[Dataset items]
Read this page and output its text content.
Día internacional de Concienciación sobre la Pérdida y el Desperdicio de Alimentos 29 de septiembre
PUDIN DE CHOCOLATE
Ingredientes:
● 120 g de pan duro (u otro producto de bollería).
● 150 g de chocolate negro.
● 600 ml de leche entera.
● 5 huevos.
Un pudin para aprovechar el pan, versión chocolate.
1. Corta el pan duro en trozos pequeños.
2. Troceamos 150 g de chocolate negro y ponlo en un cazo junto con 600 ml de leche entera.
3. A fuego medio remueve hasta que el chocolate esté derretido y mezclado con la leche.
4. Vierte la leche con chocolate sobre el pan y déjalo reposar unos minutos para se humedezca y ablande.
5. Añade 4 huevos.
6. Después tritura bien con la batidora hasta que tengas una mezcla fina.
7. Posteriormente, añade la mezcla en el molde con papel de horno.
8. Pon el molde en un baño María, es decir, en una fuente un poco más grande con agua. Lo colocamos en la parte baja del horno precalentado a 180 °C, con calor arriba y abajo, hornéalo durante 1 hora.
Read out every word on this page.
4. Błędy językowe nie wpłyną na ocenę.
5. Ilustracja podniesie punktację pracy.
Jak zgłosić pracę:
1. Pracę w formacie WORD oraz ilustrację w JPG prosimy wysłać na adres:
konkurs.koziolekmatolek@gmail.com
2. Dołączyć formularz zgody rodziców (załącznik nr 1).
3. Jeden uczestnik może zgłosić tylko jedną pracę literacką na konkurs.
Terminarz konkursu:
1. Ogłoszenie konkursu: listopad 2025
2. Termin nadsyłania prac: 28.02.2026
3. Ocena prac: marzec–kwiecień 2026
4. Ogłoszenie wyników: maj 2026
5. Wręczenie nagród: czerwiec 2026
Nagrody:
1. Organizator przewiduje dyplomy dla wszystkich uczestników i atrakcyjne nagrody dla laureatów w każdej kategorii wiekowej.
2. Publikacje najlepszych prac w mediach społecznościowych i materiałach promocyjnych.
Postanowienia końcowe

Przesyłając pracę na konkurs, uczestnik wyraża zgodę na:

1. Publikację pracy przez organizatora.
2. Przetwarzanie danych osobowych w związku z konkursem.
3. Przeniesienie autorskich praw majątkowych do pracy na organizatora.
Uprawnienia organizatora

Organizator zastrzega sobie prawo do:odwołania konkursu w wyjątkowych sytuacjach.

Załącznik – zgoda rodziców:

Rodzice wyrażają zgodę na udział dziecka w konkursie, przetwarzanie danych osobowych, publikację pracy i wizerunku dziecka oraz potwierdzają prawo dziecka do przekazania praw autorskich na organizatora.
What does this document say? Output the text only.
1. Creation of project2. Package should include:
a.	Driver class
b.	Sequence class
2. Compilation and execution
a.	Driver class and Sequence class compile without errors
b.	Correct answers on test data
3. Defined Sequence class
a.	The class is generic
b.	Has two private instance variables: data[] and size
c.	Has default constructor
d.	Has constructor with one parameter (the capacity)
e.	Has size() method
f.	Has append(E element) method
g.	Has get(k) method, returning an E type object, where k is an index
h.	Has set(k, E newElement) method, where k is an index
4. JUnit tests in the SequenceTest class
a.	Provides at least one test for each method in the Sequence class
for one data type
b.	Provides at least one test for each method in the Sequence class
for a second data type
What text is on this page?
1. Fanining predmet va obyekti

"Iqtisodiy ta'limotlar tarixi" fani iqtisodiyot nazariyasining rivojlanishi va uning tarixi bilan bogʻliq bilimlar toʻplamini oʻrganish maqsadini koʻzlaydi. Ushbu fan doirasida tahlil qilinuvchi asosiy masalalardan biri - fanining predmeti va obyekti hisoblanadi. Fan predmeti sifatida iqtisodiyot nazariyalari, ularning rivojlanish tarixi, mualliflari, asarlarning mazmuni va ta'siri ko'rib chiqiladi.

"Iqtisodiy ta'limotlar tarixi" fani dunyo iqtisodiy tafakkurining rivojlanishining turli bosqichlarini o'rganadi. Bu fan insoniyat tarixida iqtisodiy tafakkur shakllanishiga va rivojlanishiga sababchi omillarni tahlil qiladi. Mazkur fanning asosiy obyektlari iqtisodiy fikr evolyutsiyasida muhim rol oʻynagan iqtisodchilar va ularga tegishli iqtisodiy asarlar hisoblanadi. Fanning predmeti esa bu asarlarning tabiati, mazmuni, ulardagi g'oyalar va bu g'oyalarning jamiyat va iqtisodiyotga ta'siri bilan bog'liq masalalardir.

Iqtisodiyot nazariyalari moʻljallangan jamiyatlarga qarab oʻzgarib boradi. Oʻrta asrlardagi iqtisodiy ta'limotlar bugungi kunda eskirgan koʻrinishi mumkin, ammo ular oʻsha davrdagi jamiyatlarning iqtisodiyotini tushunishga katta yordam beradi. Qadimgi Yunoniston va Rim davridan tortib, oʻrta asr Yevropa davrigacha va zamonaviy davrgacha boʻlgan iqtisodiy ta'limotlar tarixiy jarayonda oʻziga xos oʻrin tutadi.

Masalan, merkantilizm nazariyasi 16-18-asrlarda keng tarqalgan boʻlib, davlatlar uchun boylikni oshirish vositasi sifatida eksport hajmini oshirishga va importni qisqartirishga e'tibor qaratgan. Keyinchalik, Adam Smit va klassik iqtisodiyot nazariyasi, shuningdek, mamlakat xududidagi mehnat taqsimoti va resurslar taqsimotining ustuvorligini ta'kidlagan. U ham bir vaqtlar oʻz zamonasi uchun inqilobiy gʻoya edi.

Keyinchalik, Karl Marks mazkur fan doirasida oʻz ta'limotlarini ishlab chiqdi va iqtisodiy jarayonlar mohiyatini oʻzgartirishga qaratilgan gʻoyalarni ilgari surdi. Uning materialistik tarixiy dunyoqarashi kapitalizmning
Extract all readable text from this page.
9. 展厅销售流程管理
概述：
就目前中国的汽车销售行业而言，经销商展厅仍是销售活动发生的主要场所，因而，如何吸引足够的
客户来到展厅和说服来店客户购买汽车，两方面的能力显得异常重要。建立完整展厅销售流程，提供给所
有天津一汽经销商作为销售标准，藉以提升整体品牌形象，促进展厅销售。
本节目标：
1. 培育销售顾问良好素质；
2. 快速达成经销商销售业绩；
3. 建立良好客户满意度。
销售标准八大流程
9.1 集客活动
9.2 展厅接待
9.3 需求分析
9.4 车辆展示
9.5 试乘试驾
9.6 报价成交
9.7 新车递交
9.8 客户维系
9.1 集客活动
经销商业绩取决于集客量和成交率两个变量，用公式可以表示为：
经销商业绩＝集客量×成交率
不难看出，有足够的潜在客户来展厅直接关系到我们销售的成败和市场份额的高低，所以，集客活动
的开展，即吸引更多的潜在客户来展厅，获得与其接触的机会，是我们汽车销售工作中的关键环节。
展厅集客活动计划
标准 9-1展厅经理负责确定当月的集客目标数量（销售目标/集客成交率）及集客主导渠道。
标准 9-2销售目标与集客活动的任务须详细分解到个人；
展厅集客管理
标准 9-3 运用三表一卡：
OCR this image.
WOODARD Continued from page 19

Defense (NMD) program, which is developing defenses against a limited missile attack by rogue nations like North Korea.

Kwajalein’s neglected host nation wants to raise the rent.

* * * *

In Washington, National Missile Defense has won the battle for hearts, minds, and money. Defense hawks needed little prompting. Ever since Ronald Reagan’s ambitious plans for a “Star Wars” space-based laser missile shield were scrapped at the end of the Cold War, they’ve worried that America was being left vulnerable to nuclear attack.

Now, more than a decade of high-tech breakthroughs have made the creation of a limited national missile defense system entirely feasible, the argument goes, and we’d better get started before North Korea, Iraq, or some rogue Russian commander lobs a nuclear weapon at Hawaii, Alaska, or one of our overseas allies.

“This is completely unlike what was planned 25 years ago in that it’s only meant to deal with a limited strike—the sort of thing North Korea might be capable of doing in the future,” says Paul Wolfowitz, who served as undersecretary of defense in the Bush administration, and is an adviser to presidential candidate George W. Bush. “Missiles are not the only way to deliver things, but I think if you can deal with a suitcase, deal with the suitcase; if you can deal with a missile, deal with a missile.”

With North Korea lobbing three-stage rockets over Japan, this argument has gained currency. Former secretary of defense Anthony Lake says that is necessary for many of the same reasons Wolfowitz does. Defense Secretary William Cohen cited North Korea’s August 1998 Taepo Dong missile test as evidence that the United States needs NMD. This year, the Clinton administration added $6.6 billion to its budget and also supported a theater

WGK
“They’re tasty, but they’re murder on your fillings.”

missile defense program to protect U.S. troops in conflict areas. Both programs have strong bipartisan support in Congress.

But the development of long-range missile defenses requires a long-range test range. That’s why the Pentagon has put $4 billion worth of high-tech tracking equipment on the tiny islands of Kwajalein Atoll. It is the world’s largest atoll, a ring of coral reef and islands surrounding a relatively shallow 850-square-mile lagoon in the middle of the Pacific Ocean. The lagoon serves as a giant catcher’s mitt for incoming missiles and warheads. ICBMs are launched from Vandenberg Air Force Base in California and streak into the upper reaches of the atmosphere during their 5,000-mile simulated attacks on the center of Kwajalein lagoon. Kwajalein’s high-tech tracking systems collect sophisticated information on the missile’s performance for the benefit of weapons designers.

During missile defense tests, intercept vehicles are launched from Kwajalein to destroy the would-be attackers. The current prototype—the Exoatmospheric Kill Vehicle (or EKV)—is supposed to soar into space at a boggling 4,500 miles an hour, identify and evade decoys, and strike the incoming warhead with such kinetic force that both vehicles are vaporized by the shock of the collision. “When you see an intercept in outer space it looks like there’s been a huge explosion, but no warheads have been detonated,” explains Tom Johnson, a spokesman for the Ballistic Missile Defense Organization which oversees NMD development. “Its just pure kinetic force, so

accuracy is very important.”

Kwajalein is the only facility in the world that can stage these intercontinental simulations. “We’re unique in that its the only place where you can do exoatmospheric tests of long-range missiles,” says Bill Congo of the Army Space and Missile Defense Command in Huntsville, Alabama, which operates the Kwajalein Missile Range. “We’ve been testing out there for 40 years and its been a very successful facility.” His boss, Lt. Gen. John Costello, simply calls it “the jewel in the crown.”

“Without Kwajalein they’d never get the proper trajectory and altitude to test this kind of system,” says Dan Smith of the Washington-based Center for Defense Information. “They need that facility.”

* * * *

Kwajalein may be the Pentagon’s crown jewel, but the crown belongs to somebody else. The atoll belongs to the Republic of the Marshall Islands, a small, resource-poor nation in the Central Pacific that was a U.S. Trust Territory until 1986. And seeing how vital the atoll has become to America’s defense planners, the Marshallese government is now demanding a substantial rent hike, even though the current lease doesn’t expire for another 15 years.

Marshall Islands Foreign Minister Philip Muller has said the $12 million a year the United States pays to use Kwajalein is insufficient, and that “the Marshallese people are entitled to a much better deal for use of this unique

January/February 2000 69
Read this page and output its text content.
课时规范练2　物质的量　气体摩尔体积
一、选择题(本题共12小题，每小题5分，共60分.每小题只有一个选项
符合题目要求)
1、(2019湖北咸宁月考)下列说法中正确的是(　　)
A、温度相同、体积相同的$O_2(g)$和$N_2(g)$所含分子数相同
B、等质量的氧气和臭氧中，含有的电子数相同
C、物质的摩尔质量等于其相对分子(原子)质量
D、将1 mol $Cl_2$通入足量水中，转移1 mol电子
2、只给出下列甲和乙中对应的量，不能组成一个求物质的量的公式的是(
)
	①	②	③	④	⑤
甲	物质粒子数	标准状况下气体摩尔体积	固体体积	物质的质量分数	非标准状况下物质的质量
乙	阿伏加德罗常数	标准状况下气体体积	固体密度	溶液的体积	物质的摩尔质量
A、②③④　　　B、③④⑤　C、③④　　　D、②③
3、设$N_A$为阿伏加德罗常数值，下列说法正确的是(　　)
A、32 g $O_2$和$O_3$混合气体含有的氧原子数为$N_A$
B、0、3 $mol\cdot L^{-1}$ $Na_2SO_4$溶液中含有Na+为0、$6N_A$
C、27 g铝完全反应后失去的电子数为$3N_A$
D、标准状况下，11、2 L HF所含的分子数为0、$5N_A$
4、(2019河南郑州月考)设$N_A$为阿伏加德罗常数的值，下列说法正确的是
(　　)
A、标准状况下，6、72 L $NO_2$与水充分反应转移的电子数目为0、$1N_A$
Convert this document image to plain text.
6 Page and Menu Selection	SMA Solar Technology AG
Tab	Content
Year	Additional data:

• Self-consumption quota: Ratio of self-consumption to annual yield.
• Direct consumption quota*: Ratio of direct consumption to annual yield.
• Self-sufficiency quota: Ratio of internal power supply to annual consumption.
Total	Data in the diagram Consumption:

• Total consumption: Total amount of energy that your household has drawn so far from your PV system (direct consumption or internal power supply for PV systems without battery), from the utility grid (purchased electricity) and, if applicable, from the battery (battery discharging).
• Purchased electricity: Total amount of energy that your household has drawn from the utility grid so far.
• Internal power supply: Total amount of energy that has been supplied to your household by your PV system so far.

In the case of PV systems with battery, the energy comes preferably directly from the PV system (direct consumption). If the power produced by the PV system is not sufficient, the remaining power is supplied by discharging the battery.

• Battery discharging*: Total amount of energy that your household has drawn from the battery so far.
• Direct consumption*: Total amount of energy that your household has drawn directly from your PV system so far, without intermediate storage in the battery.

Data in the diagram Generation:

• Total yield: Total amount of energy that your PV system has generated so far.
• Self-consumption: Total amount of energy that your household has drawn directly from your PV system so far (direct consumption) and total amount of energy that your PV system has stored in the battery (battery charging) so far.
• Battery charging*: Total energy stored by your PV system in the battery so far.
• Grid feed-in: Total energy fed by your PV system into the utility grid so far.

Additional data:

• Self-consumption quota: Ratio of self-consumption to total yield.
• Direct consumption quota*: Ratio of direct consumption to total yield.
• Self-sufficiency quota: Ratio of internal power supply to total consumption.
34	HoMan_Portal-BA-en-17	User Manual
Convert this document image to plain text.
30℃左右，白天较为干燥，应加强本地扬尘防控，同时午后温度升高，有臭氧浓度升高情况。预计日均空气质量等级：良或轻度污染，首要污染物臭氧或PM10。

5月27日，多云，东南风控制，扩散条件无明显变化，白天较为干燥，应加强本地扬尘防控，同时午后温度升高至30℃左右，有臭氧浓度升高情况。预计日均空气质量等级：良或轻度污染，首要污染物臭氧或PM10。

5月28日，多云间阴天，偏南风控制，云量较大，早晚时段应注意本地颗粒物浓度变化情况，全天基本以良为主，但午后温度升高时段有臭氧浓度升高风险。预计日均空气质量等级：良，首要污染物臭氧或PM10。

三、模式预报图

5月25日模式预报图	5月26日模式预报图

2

### Prompt
Copy every line of the listing that includes the string "method".

### Output below
e.	Has size() method
f.	Has append(E element) method
g.	Has get(k) method, returning an E type object, where k is an index
h.	Has set(k, E newElement) method, where k is an index
a.	Provides at least one test for each method in the Sequence class
b.	Provides at least one test for each method in the Sequence class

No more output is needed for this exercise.